DOCUMENT EXCERPT →

# Low Country Redfish Flies



## BrownDog (Jun 22, 2019)

Most of my fly fishing right now has been around the the last half of the outgoing and the first bit of the incoming.
Go to fly right now is a brown Kwan with either an olive or tan tail. I will slowly work up in size and bulk to the flies as the water warms.

A dark colored clouser is also rarely the wrong choice.


----------



## citadelmarineservices (Jan 22, 2021)

Unlike Brown dog said, you can actually fly fish at any stage of the tide, no matter the time of year or conditions if you figure out where to look. As for fly choice, the way it looks does not matter nearly as much as choosing the appropriate weight/color for the situation. Clear water=light color murky water=dark color. Best to err on the side of less weight usually unless you like spooking fish.
Also, in my opinion all redfish flies need a weed guard.


----------



## dawgdoc1 (Nov 8, 2008)

citadelmarineservices said:


> Unlike Brown dog said, you can actually fly fish at any stage of the tide, no matter the time of year or conditions if you figure out where to look. As for fly choice, the way it looks does not matter nearly as much as choosing the appropriate weight/color for the situation. Clear water=light color murky water=dark color. Best to err on the side of less weight usually unless you like spooking fish.
> Also, in my opinion all redfish flies need a weed guard.


Love these and Brown dog's flies too. Just lurking but great job yáll


----------



## ShaggyPalm (Sep 30, 2021)

BrownDog said:


> Most of my fly fishing right now has been around the the last half of the outgoing and the first bit of the incoming.
> Go to fly right now is a brown Kwan with either an olive or tan tail. I will slowly work up in size and bulk to the flies as the water warms.
> 
> A dark colored clouser is also rarely the wrong choice.
> ...


Agreed. Olive clouser is always solid for reds.


----------



## Drifter (Dec 13, 2018)

citadelmarineservices said:


> Unlike Brown dog said, you can actually fly fish at any stage of the tide, no matter the time of year or conditions if you figure out where to look. As for fly choice, the way it looks does not matter nearly as much as choosing the appropriate weight/color for the situation. Clear water=light color murky water=dark color. Best to err on the side of less weight usually unless you like spooking fish.
> Also, in my opinion all redfish flies need a weed guard.


Everything he said, except I like heavy flies. Unless Im just looking for tailers I like a heavy fly.


----------

TO BE DONE →
- 1) Give the username of each poster in the redfish fly thread, in the order their posts appear.
- 2) Reproduce the redfish fly thread between "## BrownDog (Jun" and "(Jan 22, 2021)", inclusive, with no changes.

RECORDED INFORMATION →

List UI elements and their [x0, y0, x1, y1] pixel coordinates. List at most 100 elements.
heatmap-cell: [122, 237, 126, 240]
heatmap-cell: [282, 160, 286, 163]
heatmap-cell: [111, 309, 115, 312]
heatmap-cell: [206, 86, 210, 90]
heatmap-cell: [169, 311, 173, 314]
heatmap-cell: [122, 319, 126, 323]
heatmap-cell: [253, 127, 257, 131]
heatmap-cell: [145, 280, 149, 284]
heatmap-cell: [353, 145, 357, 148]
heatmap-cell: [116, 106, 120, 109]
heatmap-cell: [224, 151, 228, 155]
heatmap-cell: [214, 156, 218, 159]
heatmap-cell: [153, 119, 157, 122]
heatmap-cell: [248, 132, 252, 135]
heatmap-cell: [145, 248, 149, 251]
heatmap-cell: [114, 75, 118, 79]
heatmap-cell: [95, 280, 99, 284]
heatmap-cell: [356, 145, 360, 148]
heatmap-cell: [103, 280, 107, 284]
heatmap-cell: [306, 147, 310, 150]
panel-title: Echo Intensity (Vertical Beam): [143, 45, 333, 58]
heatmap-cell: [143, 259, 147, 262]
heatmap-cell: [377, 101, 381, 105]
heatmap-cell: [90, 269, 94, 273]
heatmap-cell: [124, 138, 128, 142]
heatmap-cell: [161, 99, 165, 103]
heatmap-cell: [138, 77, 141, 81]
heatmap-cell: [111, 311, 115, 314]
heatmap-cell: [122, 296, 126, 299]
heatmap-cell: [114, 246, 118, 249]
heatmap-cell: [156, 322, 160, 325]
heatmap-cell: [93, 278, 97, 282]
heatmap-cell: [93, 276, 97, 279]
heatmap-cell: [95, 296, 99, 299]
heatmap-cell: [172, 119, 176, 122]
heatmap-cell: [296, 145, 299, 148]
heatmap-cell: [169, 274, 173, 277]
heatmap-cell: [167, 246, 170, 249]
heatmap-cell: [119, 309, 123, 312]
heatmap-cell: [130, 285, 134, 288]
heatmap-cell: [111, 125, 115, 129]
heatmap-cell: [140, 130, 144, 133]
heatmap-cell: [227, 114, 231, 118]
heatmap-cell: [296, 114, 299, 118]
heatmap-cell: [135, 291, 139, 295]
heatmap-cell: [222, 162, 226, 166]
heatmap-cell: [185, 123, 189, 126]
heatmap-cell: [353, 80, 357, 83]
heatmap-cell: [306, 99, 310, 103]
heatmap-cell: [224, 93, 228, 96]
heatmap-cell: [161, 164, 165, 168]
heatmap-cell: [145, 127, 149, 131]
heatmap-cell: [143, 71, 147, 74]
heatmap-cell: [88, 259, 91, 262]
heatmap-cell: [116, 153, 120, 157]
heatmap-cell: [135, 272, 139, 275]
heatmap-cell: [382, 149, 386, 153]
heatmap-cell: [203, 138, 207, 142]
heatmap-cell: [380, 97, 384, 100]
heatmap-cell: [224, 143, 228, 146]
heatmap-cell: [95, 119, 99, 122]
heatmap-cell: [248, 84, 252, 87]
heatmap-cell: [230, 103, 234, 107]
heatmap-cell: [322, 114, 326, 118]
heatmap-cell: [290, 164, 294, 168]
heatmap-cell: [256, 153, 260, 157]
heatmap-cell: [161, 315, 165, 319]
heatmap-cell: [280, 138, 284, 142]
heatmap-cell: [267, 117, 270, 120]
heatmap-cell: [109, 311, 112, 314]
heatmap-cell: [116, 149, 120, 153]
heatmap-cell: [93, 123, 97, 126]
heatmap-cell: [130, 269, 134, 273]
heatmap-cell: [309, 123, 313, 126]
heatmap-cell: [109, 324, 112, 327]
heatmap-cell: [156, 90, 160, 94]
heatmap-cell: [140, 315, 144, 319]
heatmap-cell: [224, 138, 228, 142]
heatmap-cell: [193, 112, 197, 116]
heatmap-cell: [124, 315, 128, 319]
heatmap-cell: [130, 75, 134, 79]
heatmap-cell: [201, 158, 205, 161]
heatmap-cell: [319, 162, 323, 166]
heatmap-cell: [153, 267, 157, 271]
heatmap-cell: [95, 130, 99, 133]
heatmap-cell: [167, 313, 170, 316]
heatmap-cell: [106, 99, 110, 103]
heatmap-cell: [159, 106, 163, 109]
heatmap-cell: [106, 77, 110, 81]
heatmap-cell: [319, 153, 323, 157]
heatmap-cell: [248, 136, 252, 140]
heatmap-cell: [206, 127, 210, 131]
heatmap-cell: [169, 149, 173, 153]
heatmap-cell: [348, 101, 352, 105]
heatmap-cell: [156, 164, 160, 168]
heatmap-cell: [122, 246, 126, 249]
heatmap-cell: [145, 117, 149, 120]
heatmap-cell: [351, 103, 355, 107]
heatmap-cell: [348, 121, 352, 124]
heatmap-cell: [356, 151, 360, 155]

RESULTS OF THE EXERCISE →
- 1)
BrownDog
citadelmarineservices
dawgdoc1
ShaggyPalm
Drifter

- 2)
## BrownDog (Jun 22, 2019)

Most of my fly fishing right now has been around the the last half of the outgoing and the first bit of the incoming.
Go to fly right now is a brown Kwan with either an olive or tan tail. I will slowly work up in size and bulk to the flies as the water warms.

A dark colored clouser is also rarely the wrong choice.


----------



## citadelmarineservices (Jan 22, 2021)